--- Task objective ---
Pull out every line containing the string "this".
--------------------------------------------------
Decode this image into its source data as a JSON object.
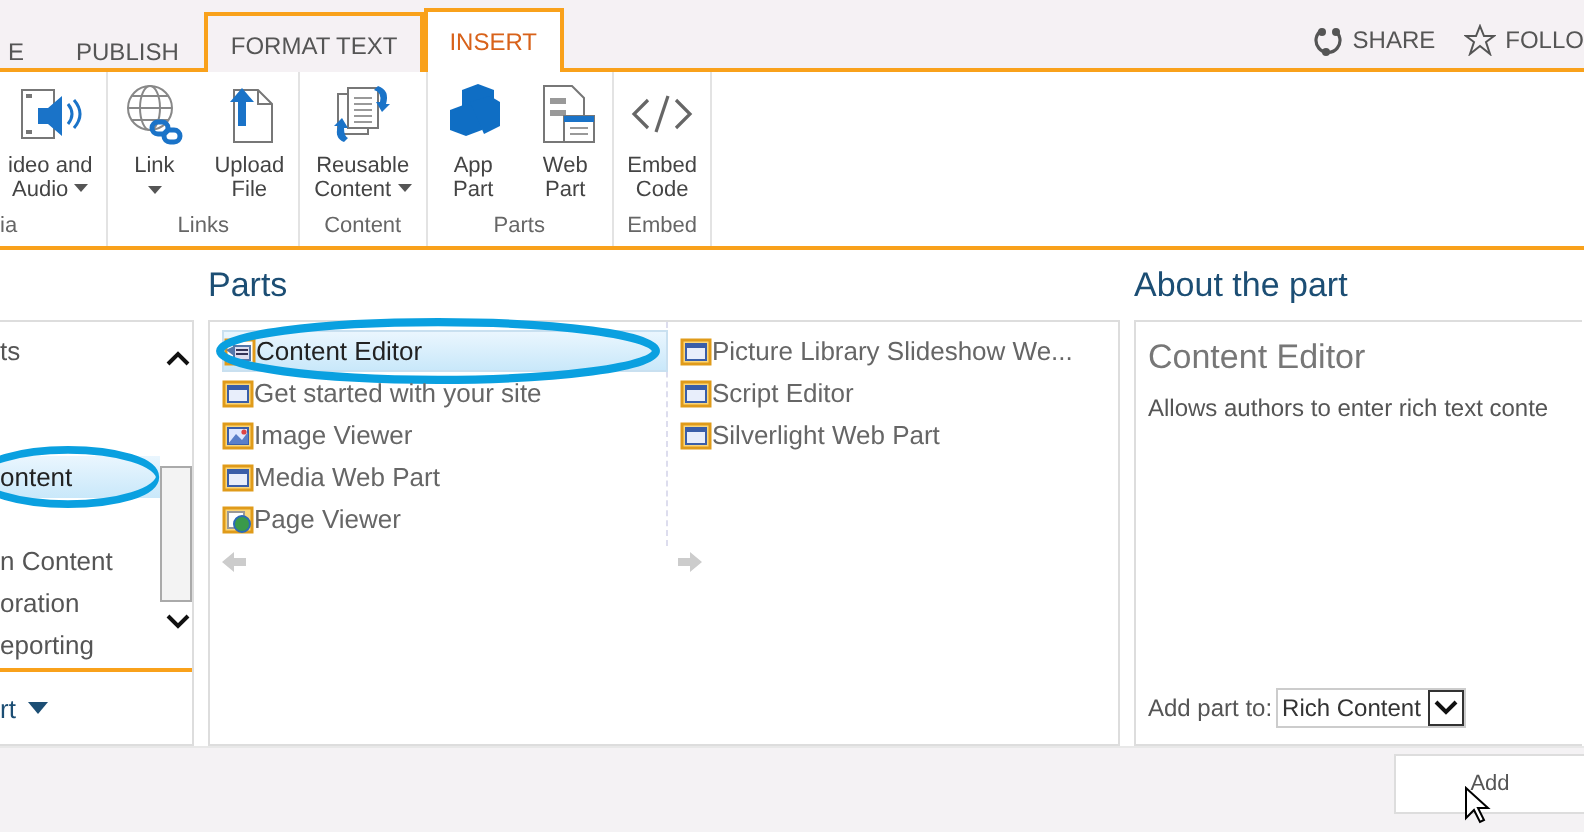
{
  "ribbon": {
    "tabs": [
      {
        "label": "E",
        "selected": false,
        "contextual": false
      },
      {
        "label": "PUBLISH",
        "selected": false,
        "contextual": false
      },
      {
        "label": "FORMAT TEXT",
        "selected": false,
        "contextual": true
      },
      {
        "label": "INSERT",
        "selected": true,
        "contextual": true
      }
    ],
    "actions": [
      {
        "label": "SHARE",
        "kind": "share"
      },
      {
        "label": "FOLLO",
        "kind": "follow"
      }
    ],
    "groups": [
      {
        "label": "ia",
        "buttons": [
          {
            "lines": [
              "ideo and",
              "Audio"
            ],
            "dropdown": true,
            "kind": "video"
          }
        ]
      },
      {
        "label": "Links",
        "buttons": [
          {
            "lines": [
              "Link"
            ],
            "dropdown": true,
            "kind": "link"
          },
          {
            "lines": [
              "Upload",
              "File"
            ],
            "dropdown": false,
            "kind": "upload"
          }
        ]
      },
      {
        "label": "Content",
        "buttons": [
          {
            "lines": [
              "Reusable",
              "Content"
            ],
            "dropdown": true,
            "kind": "reusable"
          }
        ]
      },
      {
        "label": "Parts",
        "buttons": [
          {
            "lines": [
              "App",
              "Part"
            ],
            "dropdown": false,
            "kind": "app"
          },
          {
            "lines": [
              "Web",
              "Part"
            ],
            "dropdown": false,
            "kind": "webpart"
          }
        ]
      },
      {
        "label": "Embed",
        "buttons": [
          {
            "lines": [
              "Embed",
              "Code"
            ],
            "dropdown": false,
            "kind": "embed"
          }
        ]
      }
    ]
  },
  "categories": {
    "items": [
      {
        "label": "ts",
        "selected": false,
        "circled": false
      },
      {
        "label": "ontent",
        "selected": true,
        "circled": true
      },
      {
        "label": "n Content",
        "selected": false,
        "circled": false
      },
      {
        "label": "oration",
        "selected": false,
        "circled": false
      },
      {
        "label": "eporting",
        "selected": false,
        "circled": false
      }
    ],
    "footer_link": "rt"
  },
  "parts": {
    "title": "Parts",
    "items": [
      {
        "label": "Content Editor",
        "kind": "editor",
        "selected": true,
        "circled": true
      },
      {
        "label": "Get started with your site",
        "kind": "page",
        "selected": false,
        "circled": false
      },
      {
        "label": "Image Viewer",
        "kind": "image",
        "selected": false,
        "circled": false
      },
      {
        "label": "Media Web Part",
        "kind": "page",
        "selected": false,
        "circled": false
      },
      {
        "label": "Page Viewer",
        "kind": "viewer",
        "selected": false,
        "circled": false
      },
      {
        "label": "Picture Library Slideshow We...",
        "kind": "page",
        "selected": false,
        "circled": false
      },
      {
        "label": "Script Editor",
        "kind": "page",
        "selected": false,
        "circled": false
      },
      {
        "label": "Silverlight Web Part",
        "kind": "page",
        "selected": false,
        "circled": false
      }
    ]
  },
  "about": {
    "title": "About the part",
    "part_name": "Content Editor",
    "description": "Allows authors to enter rich text conte",
    "add_to_label": "Add part to:",
    "add_to_value": "Rich Content"
  },
  "footer": {
    "add_button": "Add"
  }
}
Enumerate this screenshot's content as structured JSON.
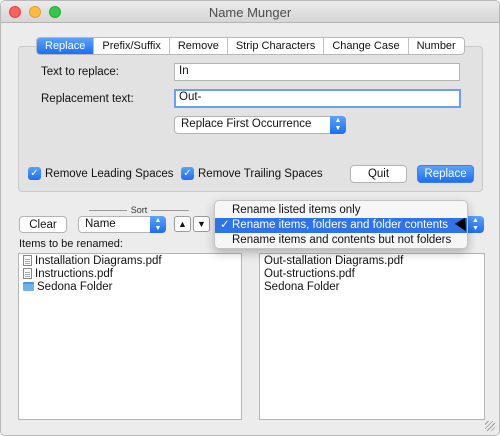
{
  "window": {
    "title": "Name Munger"
  },
  "tabs": [
    {
      "label": "Replace",
      "active": true
    },
    {
      "label": "Prefix/Suffix",
      "active": false
    },
    {
      "label": "Remove",
      "active": false
    },
    {
      "label": "Strip Characters",
      "active": false
    },
    {
      "label": "Change Case",
      "active": false
    },
    {
      "label": "Number",
      "active": false
    }
  ],
  "replace": {
    "text_to_replace_label": "Text to replace:",
    "text_to_replace_value": "In",
    "replacement_label": "Replacement text:",
    "replacement_value": "Out-",
    "occurrence_value": "Replace First Occurrence"
  },
  "options": {
    "remove_leading": "Remove Leading Spaces",
    "remove_trailing": "Remove Trailing Spaces"
  },
  "buttons": {
    "quit": "Quit",
    "replace": "Replace",
    "clear": "Clear"
  },
  "sort": {
    "label": "Sort",
    "value": "Name",
    "up": "▲",
    "down": "▼"
  },
  "items_label": "Items to be renamed:",
  "rename_menu": {
    "items": [
      {
        "label": "Rename listed items only",
        "selected": false
      },
      {
        "label": "Rename items, folders and folder contents",
        "selected": true
      },
      {
        "label": "Rename items and contents but not folders",
        "selected": false
      }
    ]
  },
  "original_items": [
    {
      "name": "Installation Diagrams.pdf",
      "icon": "pdf-document-icon"
    },
    {
      "name": "Instructions.pdf",
      "icon": "pdf-document-icon"
    },
    {
      "name": "Sedona Folder",
      "icon": "folder-icon"
    }
  ],
  "renamed_items": [
    {
      "name": "Out-stallation Diagrams.pdf"
    },
    {
      "name": "Out-structions.pdf"
    },
    {
      "name": "Sedona Folder"
    }
  ],
  "colors": {
    "accent": "#1d6ef2",
    "menu_highlight": "#2f73eb"
  }
}
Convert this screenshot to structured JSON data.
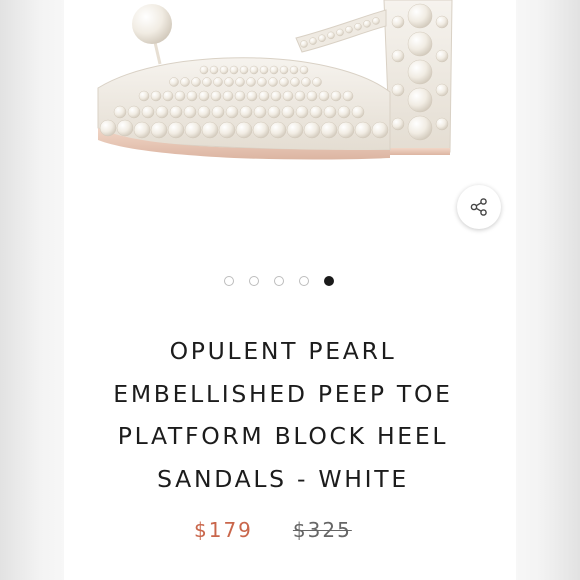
{
  "product": {
    "title_lines": [
      "OPULENT PEARL",
      "EMBELLISHED PEEP TOE",
      "PLATFORM BLOCK HEEL",
      "SANDALS - WHITE"
    ],
    "price_sale": "$179",
    "price_original": "$325",
    "image": {
      "subject": "white pearl embellished platform block heel sandal"
    }
  },
  "carousel": {
    "slide_count": 5,
    "active_index": 4
  },
  "icons": {
    "share": "share-icon"
  },
  "colors": {
    "sale_price": "#c9664b",
    "original_price": "#666666",
    "title_text": "#1c1c1c",
    "active_dot": "#1a1a1a",
    "inactive_dot_border": "#bdbdbd",
    "pearl": "#f3efe6",
    "sole": "#e8c9b8"
  }
}
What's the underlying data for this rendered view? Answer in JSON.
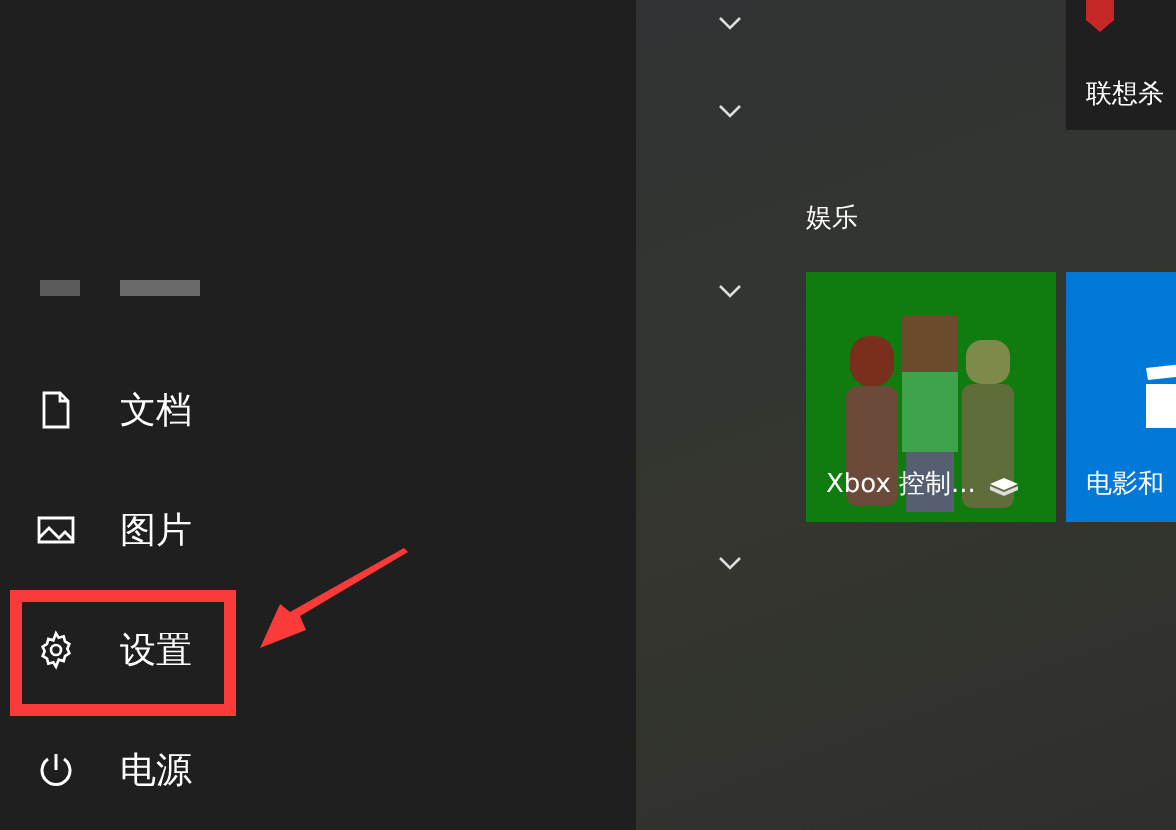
{
  "nav_items": [
    {
      "kind": "documents",
      "label": "文档",
      "annotated": false
    },
    {
      "kind": "pictures",
      "label": "图片",
      "annotated": false
    },
    {
      "kind": "settings",
      "label": "设置",
      "annotated": true
    },
    {
      "kind": "power",
      "label": "电源",
      "annotated": false
    }
  ],
  "top_tile": {
    "label": "联想杀"
  },
  "group": {
    "title": "娱乐"
  },
  "tiles": [
    {
      "kind": "xbox",
      "label": "Xbox 控制..."
    },
    {
      "kind": "movies",
      "label": "电影和"
    }
  ]
}
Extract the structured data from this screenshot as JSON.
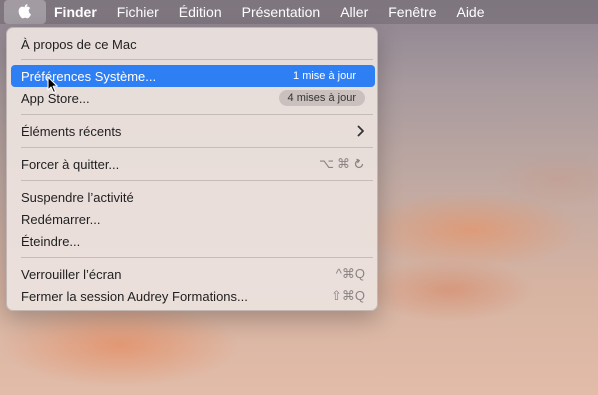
{
  "menubar": {
    "apple_icon": "apple-logo-icon",
    "items": [
      "Finder",
      "Fichier",
      "Édition",
      "Présentation",
      "Aller",
      "Fenêtre",
      "Aide"
    ]
  },
  "apple_menu": {
    "about": "À propos de ce Mac",
    "system_prefs": {
      "label": "Préférences Système...",
      "badge": "1 mise à jour"
    },
    "app_store": {
      "label": "App Store...",
      "badge": "4 mises à jour"
    },
    "recent_items": {
      "label": "Éléments récents",
      "icon": "chevron-right-icon"
    },
    "force_quit": {
      "label": "Forcer à quitter...",
      "shortcut": "⌥⌘⎋"
    },
    "sleep": "Suspendre l’activité",
    "restart": "Redémarrer...",
    "shutdown": "Éteindre...",
    "lock_screen": {
      "label": "Verrouiller l’écran",
      "shortcut": "^⌘Q"
    },
    "logout": {
      "label": "Fermer la session Audrey Formations...",
      "shortcut": "⇧⌘Q"
    }
  },
  "colors": {
    "selection": "#2f7ff4",
    "menubar": "#78707a",
    "menu_bg": "#ece2de"
  }
}
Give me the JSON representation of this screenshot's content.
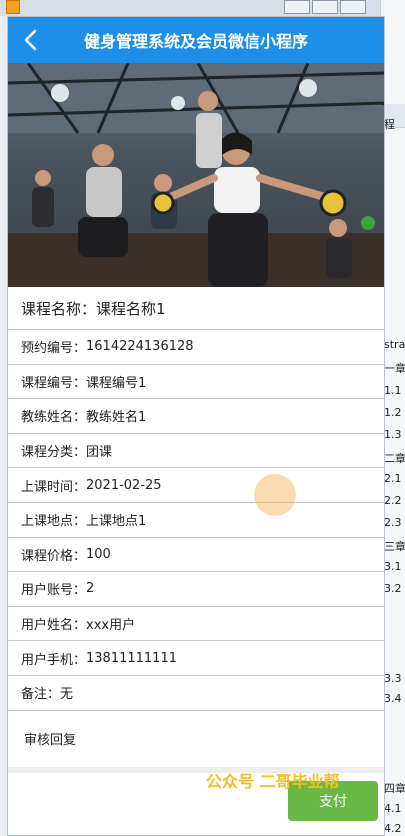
{
  "nav": {
    "title": "健身管理系统及会员微信小程序"
  },
  "hero": {
    "image_name": "gym-class-photo",
    "caption": "",
    "overlay_text": ""
  },
  "course": {
    "name_label": "课程名称：",
    "name_value": "课程名称1",
    "rows": [
      {
        "label": "预约编号：",
        "value": "1614224136128"
      },
      {
        "label": "课程编号：",
        "value": "课程编号1"
      },
      {
        "label": "教练姓名：",
        "value": "教练姓名1"
      },
      {
        "label": "课程分类：",
        "value": "团课"
      },
      {
        "label": "上课时间：",
        "value": "2021-02-25"
      },
      {
        "label": "上课地点：",
        "value": "上课地点1"
      },
      {
        "label": "课程价格：",
        "value": "100"
      },
      {
        "label": "用户账号：",
        "value": "2"
      },
      {
        "label": "用户姓名：",
        "value": "xxx用户"
      },
      {
        "label": "用户手机：",
        "value": "13811111111"
      },
      {
        "label": "备注：",
        "value": "无"
      }
    ]
  },
  "reply": {
    "label": "审核回复"
  },
  "footer": {
    "pay_label": "支付"
  },
  "watermark": {
    "text": "公众号 二哥毕业帮"
  },
  "background_window": {
    "lines": [
      "程",
      "stra",
      "一章",
      "1.1",
      "1.2",
      "1.3",
      "二章",
      "2.1",
      "2.2",
      "2.3",
      "三章",
      "3.1",
      "3.2",
      "3.3",
      "3.4",
      "四章",
      "4.1",
      "4.2"
    ]
  },
  "colors": {
    "nav": "#1e8fe8",
    "pay": "#6ab947",
    "watermark": "#f4bf1c"
  }
}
--------------------------------------------------
--- Correct result ---
Decode this image into its source data as a JSON object.
Enumerate this screenshot's content as structured JSON.
Convert this screenshot to structured JSON data.
What's the underlying data for this rendered view? Answer in JSON.
Extract the structured data from this screenshot as JSON.
Give me the JSON representation of this screenshot's content.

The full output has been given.